=== ROWS ===

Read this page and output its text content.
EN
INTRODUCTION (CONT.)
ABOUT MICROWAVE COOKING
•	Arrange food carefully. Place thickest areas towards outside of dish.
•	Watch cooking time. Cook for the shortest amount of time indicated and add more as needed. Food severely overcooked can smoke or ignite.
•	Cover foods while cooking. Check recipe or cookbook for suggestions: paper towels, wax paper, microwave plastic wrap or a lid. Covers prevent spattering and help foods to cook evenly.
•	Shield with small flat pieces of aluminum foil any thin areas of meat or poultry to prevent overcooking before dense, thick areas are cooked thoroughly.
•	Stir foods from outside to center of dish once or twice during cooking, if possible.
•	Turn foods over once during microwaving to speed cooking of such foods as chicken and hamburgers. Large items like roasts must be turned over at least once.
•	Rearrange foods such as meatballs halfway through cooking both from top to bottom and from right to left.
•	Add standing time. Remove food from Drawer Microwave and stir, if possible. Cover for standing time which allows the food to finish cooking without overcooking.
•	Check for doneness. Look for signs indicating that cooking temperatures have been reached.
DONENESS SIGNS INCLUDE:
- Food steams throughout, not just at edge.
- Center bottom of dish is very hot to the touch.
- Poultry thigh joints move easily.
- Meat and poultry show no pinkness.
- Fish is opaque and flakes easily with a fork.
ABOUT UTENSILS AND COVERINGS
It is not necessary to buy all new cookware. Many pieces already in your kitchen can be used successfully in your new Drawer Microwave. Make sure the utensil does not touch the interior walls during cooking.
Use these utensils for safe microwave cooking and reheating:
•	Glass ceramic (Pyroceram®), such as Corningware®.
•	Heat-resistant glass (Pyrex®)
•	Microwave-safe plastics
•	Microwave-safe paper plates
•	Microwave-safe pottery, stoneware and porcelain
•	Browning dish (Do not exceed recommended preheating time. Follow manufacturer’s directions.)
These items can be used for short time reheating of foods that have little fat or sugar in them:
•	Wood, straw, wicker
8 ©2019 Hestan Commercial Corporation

=== EXERCISE PROMPT ===
Transcribe every entry exactly.

=== SOLUTION BELOW ===
Read this page and output its text content.
EN
INTRODUCTION (CONT.)
ABOUT MICROWAVE COOKING
•	Arrange food carefully. Place thickest areas towards outside of dish.
•	Watch cooking time. Cook for the shortest amount of time indicated and add more as needed. Food severely overcooked can smoke or ignite.
•	Cover foods while cooking. Check recipe or cookbook for suggestions: paper towels, wax paper, microwave plastic wrap or a lid. Covers prevent spattering and help foods to cook evenly.
•	Shield with small flat pieces of aluminum foil any thin areas of meat or poultry to prevent overcooking before dense, thick areas are cooked thoroughly.
•	Stir foods from outside to center of dish once or twice during cooking, if possible.
•	Turn foods over once during microwaving to speed cooking of such foods as chicken and hamburgers. Large items like roasts must be turned over at least once.
•	Rearrange foods such as meatballs halfway through cooking both from top to bottom and from right to left.
•	Add standing time. Remove food from Drawer Microwave and stir, if possible. Cover for standing time which allows the food to finish cooking without overcooking.
•	Check for doneness. Look for signs indicating that cooking temperatures have been reached.
DONENESS SIGNS INCLUDE:
- Food steams throughout, not just at edge.
- Center bottom of dish is very hot to the touch.
- Poultry thigh joints move easily.
- Meat and poultry show no pinkness.
- Fish is opaque and flakes easily with a fork.
ABOUT UTENSILS AND COVERINGS
It is not necessary to buy all new cookware. Many pieces already in your kitchen can be used successfully in your new Drawer Microwave. Make sure the utensil does not touch the interior walls during cooking.
Use these utensils for safe microwave cooking and reheating:
•	Glass ceramic (Pyroceram®), such as Corningware®.
•	Heat-resistant glass (Pyrex®)
•	Microwave-safe plastics
•	Microwave-safe paper plates
•	Microwave-safe pottery, stoneware and porcelain
•	Browning dish (Do not exceed recommended preheating time. Follow manufacturer’s directions.)
These items can be used for short time reheating of foods that have little fat or sugar in them:
•	Wood, straw, wicker
8 ©2019 Hestan Commercial Corporation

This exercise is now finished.